#### Texto do exercício

Acho que, quanto mais a gente se interioriza e se autoinvestiga, mais a gente entende da onde veio, e mais quer ficar por lá. A cidade, ainda que me fascine em muitos aspectos, começou a me parecer barulhenta demais, hostil demais. E passei – com o privilégio que tenho de poder fazer isso – a sair correndo em toda oportunidade, para um parque, uma trilha, uma praia qualquer. É o que me equilibra, me recarrega, me traz prazer.
É claro que a ideia do pessoal ativista desse movimento é ter cidades mais arborizadas, principalmente as periferias, as áreas que mais sofrem com a falta de verde – tem estudos que relacionam diretamente a quantidade de árvores nos bairros à qualidade de vida dos moradores. O documentário que citei acima mostra projetos diversos feitos dentro de favelas, por exemplo, para trazer um pouco de natureza para a vida dos moradores.
Hoje eu sinto que não tem como ter saúde mental e tesão pela vida sem natureza. E, se tem alguma chance de a gente salvar o planeta dessa merda toda atual, isso passa por se reentender como parte da natureza e tentar se reaproximar dela. Justamente um dos questionamentos do documentário é: como vamos criar crianças que queiram preservar a natureza se elas não aprendem a amá-la? E como a gente adulto vai fazer isso se não nutre essa conexão?
É bom saber que, mesmo que você tenha pouca familiaridade com a natureza, ela sempre faz bem. Mesma que a mente não entenda, o corpo e alma sabem. Se você tiver a sorte de poder pensar em autocuidado e acesso a alguma área verde, nem que seja o gramadinho da praça, comece por ali.
Jaider Esbell (1979-2021)
Escrevo aqui em 31 desse janeiro que foi longo. E deixo aqui uma proposta de exercício para esse ano: abrir um docs, intitular 2022 e, no último dia de cada mês, despejar um resumo ali do que rolou nesse período, que pode ser absolutamente desorganizado, em itens, em frases soltas. O que você fez, o que viu/leu/ouviu, com quem falou, onde foi, como se sentiu. Anotar o que fluiu, o que te desafiou.
Vislumbrar o que passou ajuda a sair daquela sensação da vida nos engolindo e faz entender como usamos nosso tempo, da onde viemos e para onde estamos indo. E também a perceber que não precisa categorizar constantemente o que acontece entre bom e ruim porque tem bom dentro do ruim e ruim dentro do bom e mil nuances entre eles e a vida acontece no meio disso, mesmo.
Essa e outras fotos loucas da primeira lua cheia do ano
- Tá tendo covid mas não custa sonhar então compartilho aqui minha listinha de viagens que eu gostaria de fazer quando for sendo possível: Floripa (SC) de cabo a rabo, um rolê na Serra do Cipó (MG), uma temporada na Chapada dos Veadeiros (GO), outra em Serra Grande e Itacaré (BA). Ver umas praias que não conheço em Ubatuba, ir ao Saco do Mamanguá e à Ilha do Cardoso. Sendo mais ambiciosa, queria conhecer o Parque Nacional do Caparaó (MG), passar um tempo na Amazônia e fazer a travessia do Vale do Pati (BA).

########

**Tarefa 1:**
Responda com base no texto:
(a) Para quais lugares a pessoa passou a sair correndo em toda oportunidade?
(b) Que pergunta sobre crianças o documentário faz?
(c) Que título deve ter o docs do exercício proposto para o ano?
**Tarefa 2:** Resuma o texto em duas frases.
**Tarefa 3:** Transcreva do texto o trecho que vai de "É bom saber" até "Jaider Esbell (1979-2021)".

#### Material fornecido

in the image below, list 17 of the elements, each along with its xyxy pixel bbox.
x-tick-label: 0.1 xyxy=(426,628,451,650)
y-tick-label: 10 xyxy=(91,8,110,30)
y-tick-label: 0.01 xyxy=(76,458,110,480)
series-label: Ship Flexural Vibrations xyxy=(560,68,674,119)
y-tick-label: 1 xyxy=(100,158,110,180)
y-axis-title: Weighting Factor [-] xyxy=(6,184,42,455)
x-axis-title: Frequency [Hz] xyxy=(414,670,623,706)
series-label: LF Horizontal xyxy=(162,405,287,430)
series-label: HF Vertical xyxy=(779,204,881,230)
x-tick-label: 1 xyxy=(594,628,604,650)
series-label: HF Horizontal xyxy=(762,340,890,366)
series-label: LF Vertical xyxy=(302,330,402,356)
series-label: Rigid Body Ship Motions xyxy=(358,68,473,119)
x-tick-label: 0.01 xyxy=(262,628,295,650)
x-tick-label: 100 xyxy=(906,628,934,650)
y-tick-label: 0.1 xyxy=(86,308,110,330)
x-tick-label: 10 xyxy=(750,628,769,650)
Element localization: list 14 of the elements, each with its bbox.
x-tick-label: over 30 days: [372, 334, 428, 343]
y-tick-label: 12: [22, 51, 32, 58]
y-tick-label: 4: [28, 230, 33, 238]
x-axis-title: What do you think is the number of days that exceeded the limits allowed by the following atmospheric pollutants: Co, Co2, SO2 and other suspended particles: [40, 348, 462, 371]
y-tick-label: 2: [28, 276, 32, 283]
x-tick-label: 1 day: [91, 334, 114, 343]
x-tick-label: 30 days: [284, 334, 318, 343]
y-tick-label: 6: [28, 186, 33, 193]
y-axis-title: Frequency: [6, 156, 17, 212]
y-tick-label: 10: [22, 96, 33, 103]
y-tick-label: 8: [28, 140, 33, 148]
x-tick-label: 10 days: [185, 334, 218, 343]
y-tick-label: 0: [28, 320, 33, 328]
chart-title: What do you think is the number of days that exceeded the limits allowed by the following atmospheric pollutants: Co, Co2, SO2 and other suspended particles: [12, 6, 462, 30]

########

**Resposta 1:**
(a) Para um parque, uma trilha, uma praia qualquer.
(b) Como vamos criar crianças que queiram preservar a natureza se elas não aprendem a amá-la?
(c) 2022.

**Resposta 2:** O texto apresenta a natureza como fonte de equilíbrio e saúde mental e defende cidades mais arborizadas, principalmente nas periferias, além de uma reaproximação com a natureza para salvar o planeta. Também propõe, para 2022, anotar num docs, no último dia de cada mês, um resumo do que aconteceu, e compartilha uma lista de viagens desejadas.

**Resposta 3:**
É bom saber que, mesmo que você tenha pouca familiaridade com a natureza, ela sempre faz bem. Mesma que a mente não entenda, o corpo e alma sabem. Se você tiver a sorte de poder pensar em autocuidado e acesso a alguma área verde, nem que seja o gramadinho da praça, comece por ali.
Jaider Esbell (1979-2021)